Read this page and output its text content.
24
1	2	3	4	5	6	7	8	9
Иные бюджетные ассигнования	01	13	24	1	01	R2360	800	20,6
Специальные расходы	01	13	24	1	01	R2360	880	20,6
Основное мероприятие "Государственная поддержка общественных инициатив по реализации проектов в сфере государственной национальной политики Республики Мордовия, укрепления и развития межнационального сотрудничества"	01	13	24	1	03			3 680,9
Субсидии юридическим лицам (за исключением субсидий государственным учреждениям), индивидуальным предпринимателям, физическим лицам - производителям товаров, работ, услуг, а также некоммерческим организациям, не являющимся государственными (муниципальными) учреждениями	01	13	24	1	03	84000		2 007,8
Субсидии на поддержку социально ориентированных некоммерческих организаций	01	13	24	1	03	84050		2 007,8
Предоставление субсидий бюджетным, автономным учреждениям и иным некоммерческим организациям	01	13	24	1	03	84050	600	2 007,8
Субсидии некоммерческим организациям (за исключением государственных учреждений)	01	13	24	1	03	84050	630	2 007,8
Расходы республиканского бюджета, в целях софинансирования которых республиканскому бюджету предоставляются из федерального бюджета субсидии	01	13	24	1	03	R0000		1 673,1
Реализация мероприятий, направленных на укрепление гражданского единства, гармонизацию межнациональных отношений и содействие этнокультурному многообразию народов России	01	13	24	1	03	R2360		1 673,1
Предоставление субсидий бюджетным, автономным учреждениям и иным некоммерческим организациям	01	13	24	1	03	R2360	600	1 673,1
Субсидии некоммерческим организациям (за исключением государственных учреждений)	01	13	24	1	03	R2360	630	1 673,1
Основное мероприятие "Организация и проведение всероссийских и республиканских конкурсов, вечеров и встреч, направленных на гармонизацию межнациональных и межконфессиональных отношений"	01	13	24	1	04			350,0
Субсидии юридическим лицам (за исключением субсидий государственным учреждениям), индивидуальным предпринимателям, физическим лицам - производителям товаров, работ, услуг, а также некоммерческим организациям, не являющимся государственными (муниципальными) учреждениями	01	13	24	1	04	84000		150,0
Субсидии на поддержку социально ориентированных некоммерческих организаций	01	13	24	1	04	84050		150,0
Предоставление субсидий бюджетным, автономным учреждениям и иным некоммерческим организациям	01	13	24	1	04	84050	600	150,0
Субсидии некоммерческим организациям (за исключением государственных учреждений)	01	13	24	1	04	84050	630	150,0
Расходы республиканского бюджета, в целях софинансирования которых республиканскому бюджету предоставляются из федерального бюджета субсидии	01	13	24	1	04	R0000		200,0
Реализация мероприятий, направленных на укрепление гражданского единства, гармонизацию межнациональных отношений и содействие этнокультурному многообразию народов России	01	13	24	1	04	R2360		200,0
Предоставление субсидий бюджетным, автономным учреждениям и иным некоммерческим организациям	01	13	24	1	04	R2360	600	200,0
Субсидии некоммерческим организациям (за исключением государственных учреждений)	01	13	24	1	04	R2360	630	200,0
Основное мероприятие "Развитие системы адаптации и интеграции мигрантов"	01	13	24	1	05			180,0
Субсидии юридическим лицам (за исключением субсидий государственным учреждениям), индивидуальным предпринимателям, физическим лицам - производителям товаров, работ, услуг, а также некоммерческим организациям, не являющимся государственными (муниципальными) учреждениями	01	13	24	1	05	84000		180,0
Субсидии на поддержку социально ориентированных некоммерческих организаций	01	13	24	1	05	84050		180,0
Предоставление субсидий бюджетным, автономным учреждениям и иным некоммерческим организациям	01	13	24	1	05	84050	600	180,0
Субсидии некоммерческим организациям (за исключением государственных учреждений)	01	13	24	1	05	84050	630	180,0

*What the task requires*
Write the data from above out again, exactly.

*Solution to the problem*
Read this page and output its text content.
24
1	2	3	4	5	6	7	8	9
Иные бюджетные ассигнования	01	13	24	1	01	R2360	800	20,6
Специальные расходы	01	13	24	1	01	R2360	880	20,6
Основное мероприятие "Государственная поддержка общественных инициатив по реализации проектов в сфере государственной национальной политики Республики Мордовия, укрепления и развития межнационального сотрудничества"	01	13	24	1	03			3 680,9
Субсидии юридическим лицам (за исключением субсидий государственным учреждениям), индивидуальным предпринимателям, физическим лицам - производителям товаров, работ, услуг, а также некоммерческим организациям, не являющимся государственными (муниципальными) учреждениями	01	13	24	1	03	84000		2 007,8
Субсидии на поддержку социально ориентированных некоммерческих организаций	01	13	24	1	03	84050		2 007,8
Предоставление субсидий бюджетным, автономным учреждениям и иным некоммерческим организациям	01	13	24	1	03	84050	600	2 007,8
Субсидии некоммерческим организациям (за исключением государственных учреждений)	01	13	24	1	03	84050	630	2 007,8
Расходы республиканского бюджета, в целях софинансирования которых республиканскому бюджету предоставляются из федерального бюджета субсидии	01	13	24	1	03	R0000		1 673,1
Реализация мероприятий, направленных на укрепление гражданского единства, гармонизацию межнациональных отношений и содействие этнокультурному многообразию народов России	01	13	24	1	03	R2360		1 673,1
Предоставление субсидий бюджетным, автономным учреждениям и иным некоммерческим организациям	01	13	24	1	03	R2360	600	1 673,1
Субсидии некоммерческим организациям (за исключением государственных учреждений)	01	13	24	1	03	R2360	630	1 673,1
Основное мероприятие "Организация и проведение всероссийских и республиканских конкурсов, вечеров и встреч, направленных на гармонизацию межнациональных и межконфессиональных отношений"	01	13	24	1	04			350,0
Субсидии юридическим лицам (за исключением субсидий государственным учреждениям), индивидуальным предпринимателям, физическим лицам - производителям товаров, работ, услуг, а также некоммерческим организациям, не являющимся государственными (муниципальными) учреждениями	01	13	24	1	04	84000		150,0
Субсидии на поддержку социально ориентированных некоммерческих организаций	01	13	24	1	04	84050		150,0
Предоставление субсидий бюджетным, автономным учреждениям и иным некоммерческим организациям	01	13	24	1	04	84050	600	150,0
Субсидии некоммерческим организациям (за исключением государственных учреждений)	01	13	24	1	04	84050	630	150,0
Расходы республиканского бюджета, в целях софинансирования которых республиканскому бюджету предоставляются из федерального бюджета субсидии	01	13	24	1	04	R0000		200,0
Реализация мероприятий, направленных на укрепление гражданского единства, гармонизацию межнациональных отношений и содействие этнокультурному многообразию народов России	01	13	24	1	04	R2360		200,0
Предоставление субсидий бюджетным, автономным учреждениям и иным некоммерческим организациям	01	13	24	1	04	R2360	600	200,0
Субсидии некоммерческим организациям (за исключением государственных учреждений)	01	13	24	1	04	R2360	630	200,0
Основное мероприятие "Развитие системы адаптации и интеграции мигрантов"	01	13	24	1	05			180,0
Субсидии юридическим лицам (за исключением субсидий государственным учреждениям), индивидуальным предпринимателям, физическим лицам - производителям товаров, работ, услуг, а также некоммерческим организациям, не являющимся государственными (муниципальными) учреждениями	01	13	24	1	05	84000		180,0
Субсидии на поддержку социально ориентированных некоммерческих организаций	01	13	24	1	05	84050		180,0
Предоставление субсидий бюджетным, автономным учреждениям и иным некоммерческим организациям	01	13	24	1	05	84050	600	180,0
Субсидии некоммерческим организациям (за исключением государственных учреждений)	01	13	24	1	05	84050	630	180,0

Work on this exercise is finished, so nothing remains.